Work order
Your answer is a copy of every line in the records where "that" appears.

Data section

◆ ◆ ◆

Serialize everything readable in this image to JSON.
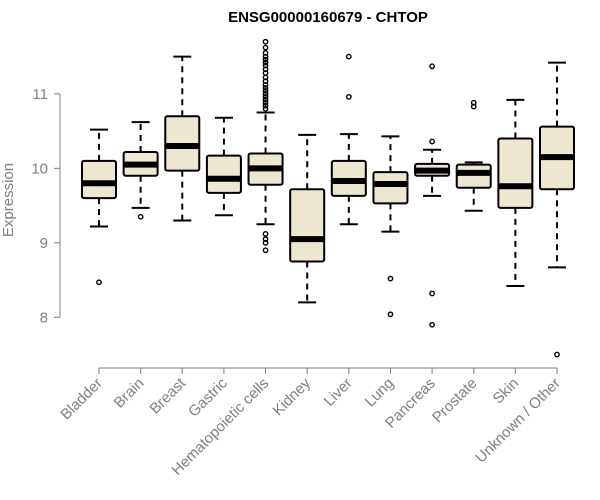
{
  "chart_data": {
    "type": "boxplot",
    "title": "ENSG00000160679 - CHTOP",
    "xlabel": "",
    "ylabel": "Expression",
    "ylim": [
      7.4,
      11.75
    ],
    "yticks": [
      8,
      9,
      10,
      11
    ],
    "box_fill": "#ede6d0",
    "box_stroke": "#000000",
    "axis_color": "#808080",
    "categories": [
      "Bladder",
      "Brain",
      "Breast",
      "Gastric",
      "Hematopoietic cells",
      "Kidney",
      "Liver",
      "Lung",
      "Pancreas",
      "Prostate",
      "Skin",
      "Unknown / Other"
    ],
    "boxes": [
      {
        "name": "Bladder",
        "whisker_low": 9.22,
        "q1": 9.6,
        "median": 9.8,
        "q3": 10.1,
        "whisker_high": 10.52,
        "outliers": [
          8.47
        ]
      },
      {
        "name": "Brain",
        "whisker_low": 9.47,
        "q1": 9.9,
        "median": 10.05,
        "q3": 10.22,
        "whisker_high": 10.62,
        "outliers": [
          9.35
        ]
      },
      {
        "name": "Breast",
        "whisker_low": 9.3,
        "q1": 9.97,
        "median": 10.3,
        "q3": 10.7,
        "whisker_high": 11.5,
        "outliers": []
      },
      {
        "name": "Gastric",
        "whisker_low": 9.37,
        "q1": 9.67,
        "median": 9.86,
        "q3": 10.17,
        "whisker_high": 10.68,
        "outliers": []
      },
      {
        "name": "Hematopoietic cells",
        "whisker_low": 9.25,
        "q1": 9.78,
        "median": 10.0,
        "q3": 10.2,
        "whisker_high": 10.75,
        "outliers": [
          11.7,
          11.62,
          11.55,
          11.5,
          11.46,
          11.42,
          11.38,
          11.33,
          11.28,
          11.22,
          11.17,
          11.12,
          11.08,
          11.04,
          11.0,
          10.96,
          10.92,
          10.88,
          10.84,
          10.8,
          9.12,
          9.05,
          9.0,
          8.9
        ]
      },
      {
        "name": "Kidney",
        "whisker_low": 8.2,
        "q1": 8.75,
        "median": 9.05,
        "q3": 9.72,
        "whisker_high": 10.45,
        "outliers": []
      },
      {
        "name": "Liver",
        "whisker_low": 9.25,
        "q1": 9.63,
        "median": 9.83,
        "q3": 10.1,
        "whisker_high": 10.46,
        "outliers": [
          11.5,
          10.96
        ]
      },
      {
        "name": "Lung",
        "whisker_low": 9.15,
        "q1": 9.53,
        "median": 9.79,
        "q3": 9.95,
        "whisker_high": 10.43,
        "outliers": [
          8.52,
          8.04
        ]
      },
      {
        "name": "Pancreas",
        "whisker_low": 9.63,
        "q1": 9.9,
        "median": 9.97,
        "q3": 10.06,
        "whisker_high": 10.25,
        "outliers": [
          11.37,
          10.36,
          8.32,
          7.9
        ]
      },
      {
        "name": "Prostate",
        "whisker_low": 9.43,
        "q1": 9.74,
        "median": 9.94,
        "q3": 10.05,
        "whisker_high": 10.08,
        "outliers": [
          10.88,
          10.83
        ]
      },
      {
        "name": "Skin",
        "whisker_low": 8.42,
        "q1": 9.47,
        "median": 9.76,
        "q3": 10.4,
        "whisker_high": 10.92,
        "outliers": []
      },
      {
        "name": "Unknown / Other",
        "whisker_low": 8.67,
        "q1": 9.72,
        "median": 10.15,
        "q3": 10.56,
        "whisker_high": 11.42,
        "outliers": [
          7.5
        ]
      }
    ]
  }
}
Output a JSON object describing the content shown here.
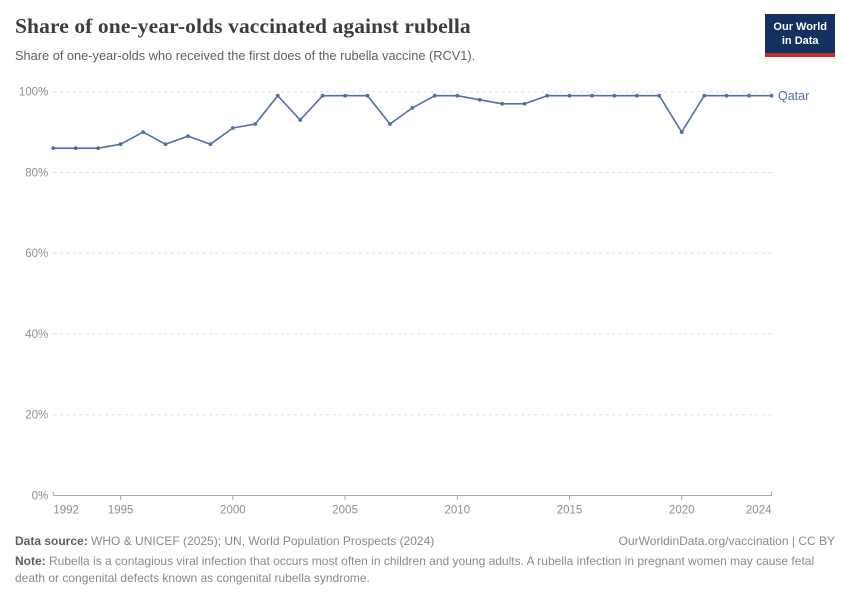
{
  "header": {
    "title": "Share of one-year-olds vaccinated against rubella",
    "subtitle": "Share of one-year-olds who received the first does of the rubella vaccine (RCV1).",
    "logo": {
      "line1": "Our World",
      "line2": "in Data",
      "bg_color": "#14305f",
      "accent_color": "#bf2e33"
    }
  },
  "chart_data": {
    "type": "line",
    "title": "Share of one-year-olds vaccinated against rubella",
    "xlabel": "",
    "ylabel": "",
    "x": [
      1992,
      1993,
      1994,
      1995,
      1996,
      1997,
      1998,
      1999,
      2000,
      2001,
      2002,
      2003,
      2004,
      2005,
      2006,
      2007,
      2008,
      2009,
      2010,
      2011,
      2012,
      2013,
      2014,
      2015,
      2016,
      2017,
      2018,
      2019,
      2020,
      2021,
      2022,
      2023,
      2024
    ],
    "series": [
      {
        "name": "Qatar",
        "color": "#5070ab",
        "values": [
          86,
          86,
          86,
          87,
          90,
          87,
          89,
          87,
          91,
          92,
          99,
          93,
          99,
          99,
          99,
          92,
          96,
          99,
          99,
          98,
          97,
          97,
          99,
          99,
          99,
          99,
          99,
          99,
          90,
          99,
          99,
          99,
          99
        ]
      }
    ],
    "xlim": [
      1992,
      2024
    ],
    "ylim": [
      0,
      100
    ],
    "xticks": [
      1992,
      1995,
      2000,
      2005,
      2010,
      2015,
      2020,
      2024
    ],
    "yticks": [
      0,
      20,
      40,
      60,
      80,
      100
    ],
    "ytick_suffix": "%",
    "grid": "horizontal dashed",
    "legend_position": "line-end-label"
  },
  "footer": {
    "data_source_label": "Data source:",
    "data_source_text": " WHO & UNICEF (2025); UN, World Population Prospects (2024)",
    "attribution": "OurWorldinData.org/vaccination | CC BY",
    "note_label": "Note:",
    "note_text": " Rubella is a contagious viral infection that occurs most often in children and young adults. A rubella infection in pregnant women may cause fetal death or congenital defects known as congenital rubella syndrome."
  }
}
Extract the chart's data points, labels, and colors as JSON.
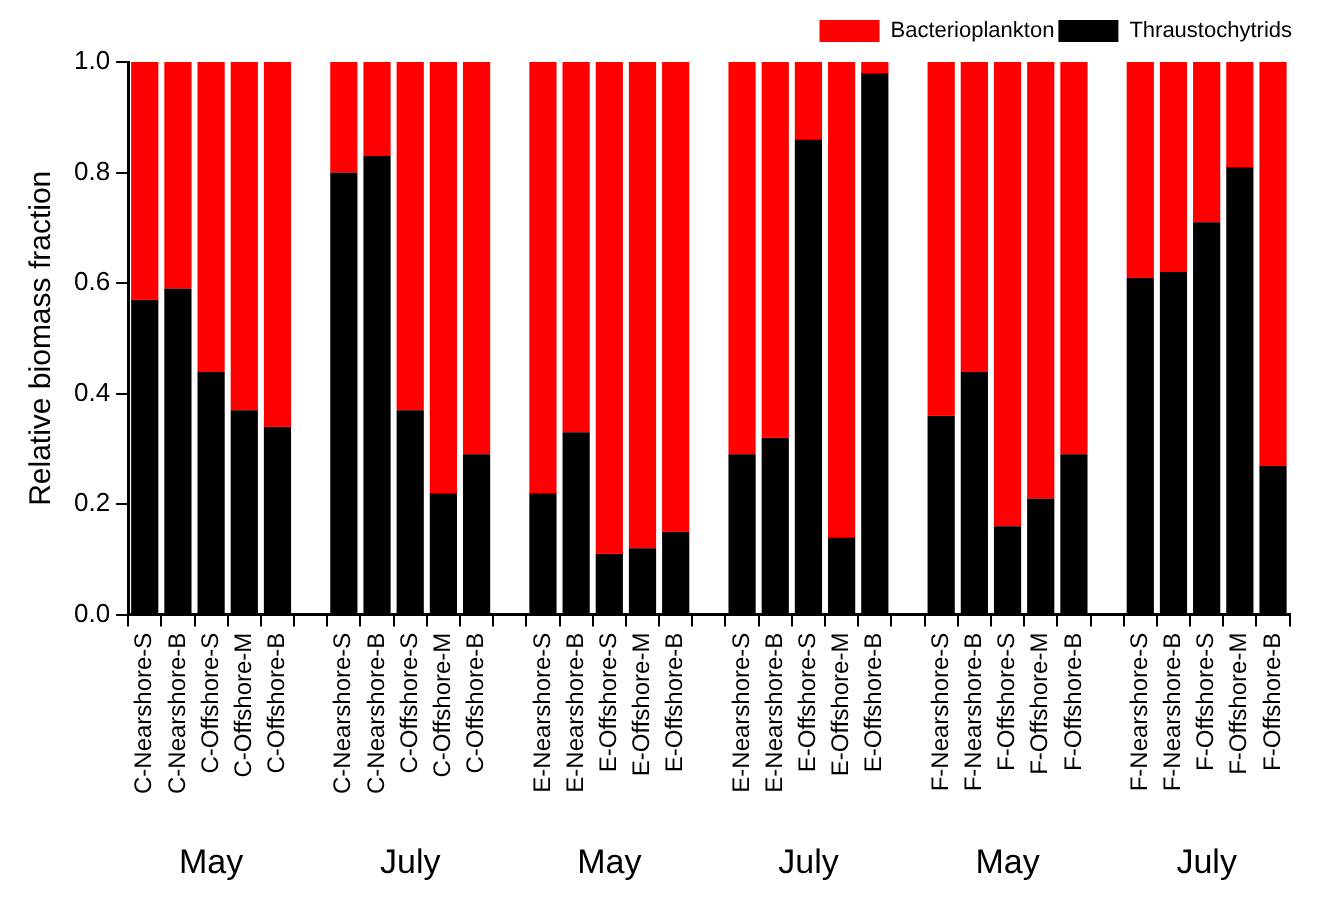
{
  "chart_data": {
    "type": "bar",
    "stacked": true,
    "ylabel": "Relative biomass fraction",
    "categories": [
      "C-Nearshore-S",
      "C-Nearshore-B",
      "C-Offshore-S",
      "C-Offshore-M",
      "C-Offshore-B",
      null,
      "C-Nearshore-S",
      "C-Nearshore-B",
      "C-Offshore-S",
      "C-Offshore-M",
      "C-Offshore-B",
      null,
      "E-Nearshore-S",
      "E-Nearshore-B",
      "E-Offshore-S",
      "E-Offshore-M",
      "E-Offshore-B",
      null,
      "E-Nearshore-S",
      "E-Nearshore-B",
      "E-Offshore-S",
      "E-Offshore-M",
      "E-Offshore-B",
      null,
      "F-Nearshore-S",
      "F-Nearshore-B",
      "F-Offshore-S",
      "F-Offshore-M",
      "F-Offshore-B",
      null,
      "F-Nearshore-S",
      "F-Nearshore-B",
      "F-Offshore-S",
      "F-Offshore-M",
      "F-Offshore-B"
    ],
    "series": [
      {
        "name": "Thraustochytrids",
        "color": "#000000",
        "values": [
          0.57,
          0.59,
          0.44,
          0.37,
          0.34,
          null,
          0.8,
          0.83,
          0.37,
          0.22,
          0.29,
          null,
          0.22,
          0.33,
          0.11,
          0.12,
          0.15,
          null,
          0.29,
          0.32,
          0.86,
          0.14,
          0.98,
          null,
          0.36,
          0.44,
          0.16,
          0.21,
          0.29,
          null,
          0.61,
          0.62,
          0.71,
          0.81,
          0.27
        ]
      },
      {
        "name": "Bacterioplankton",
        "color": "#ff0000",
        "values": [
          0.43,
          0.41,
          0.56,
          0.63,
          0.66,
          null,
          0.2,
          0.17,
          0.63,
          0.78,
          0.71,
          null,
          0.78,
          0.67,
          0.89,
          0.88,
          0.85,
          null,
          0.71,
          0.68,
          0.14,
          0.86,
          0.02,
          null,
          0.64,
          0.56,
          0.84,
          0.79,
          0.71,
          null,
          0.39,
          0.38,
          0.29,
          0.19,
          0.73
        ]
      }
    ],
    "ylim": [
      0,
      1
    ],
    "yticks": [
      {
        "value": 0,
        "label": "0.0"
      },
      {
        "value": 0.2,
        "label": "0.2"
      },
      {
        "value": 0.4,
        "label": "0.4"
      },
      {
        "value": 0.6,
        "label": "0.6"
      },
      {
        "value": 0.8,
        "label": "0.8"
      },
      {
        "value": 1,
        "label": "1.0"
      }
    ],
    "grid": false,
    "legend": "top right",
    "annotations": [
      "May",
      "July",
      "May",
      "July",
      "May",
      "July"
    ]
  }
}
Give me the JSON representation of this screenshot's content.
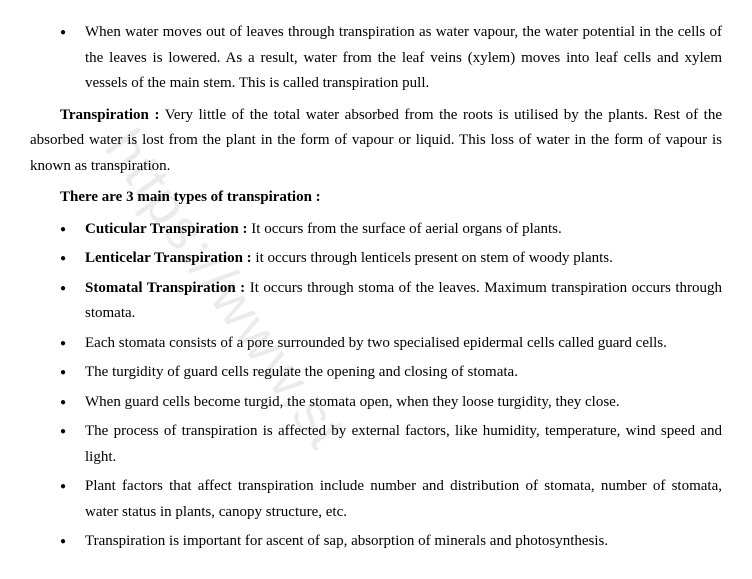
{
  "watermark": "https://www.st",
  "bullets_top": [
    "When water moves out of leaves through transpiration as water vapour, the water potential in the cells of the leaves is lowered. As a result, water from the leaf veins (xylem) moves into leaf cells and xylem vessels of the main stem. This is called transpiration pull."
  ],
  "para1_bold": "Transpiration :",
  "para1_text": " Very little of the total water absorbed from the roots is utilised by the plants. Rest of the absorbed water is lost from the plant in the form of vapour or liquid. This loss of water in the form of vapour is known as transpiration.",
  "heading": "There are 3 main types of transpiration :",
  "types": [
    {
      "label": "Cuticular Transpiration :",
      "text": " It occurs from the surface of aerial organs of plants."
    },
    {
      "label": "Lenticelar Transpiration :",
      "text": " it occurs through lenticels present on stem of woody plants."
    },
    {
      "label": "Stomatal Transpiration :",
      "text": " It occurs through stoma of the leaves. Maximum transpiration occurs through stomata."
    }
  ],
  "bullets_bottom": [
    "Each stomata consists of a pore surrounded by two specialised epidermal cells called guard cells.",
    "The turgidity of guard cells regulate the opening and closing of stomata.",
    "When guard cells become turgid, the stomata open, when they loose turgidity, they close.",
    "The process of transpiration is affected by external factors, like humidity, temperature, wind speed and light.",
    "Plant factors that affect transpiration include number and distribution of stomata, number of stomata, water status in plants, canopy structure, etc.",
    " Transpiration is important for ascent of sap, absorption of minerals and photosynthesis."
  ]
}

◆ ◆ ◆

Response box
    "note_text": " Rubella is a contagious viral infection that occurs most often in children and young adults. A rubella infection in pregnant women may cause fetal death or congenital defects known as congenital rubella syndrome."
    "Plant factors that affect transpiration include number and distribution of stomata, number of stomata, water status in plants, canopy structure, etc.",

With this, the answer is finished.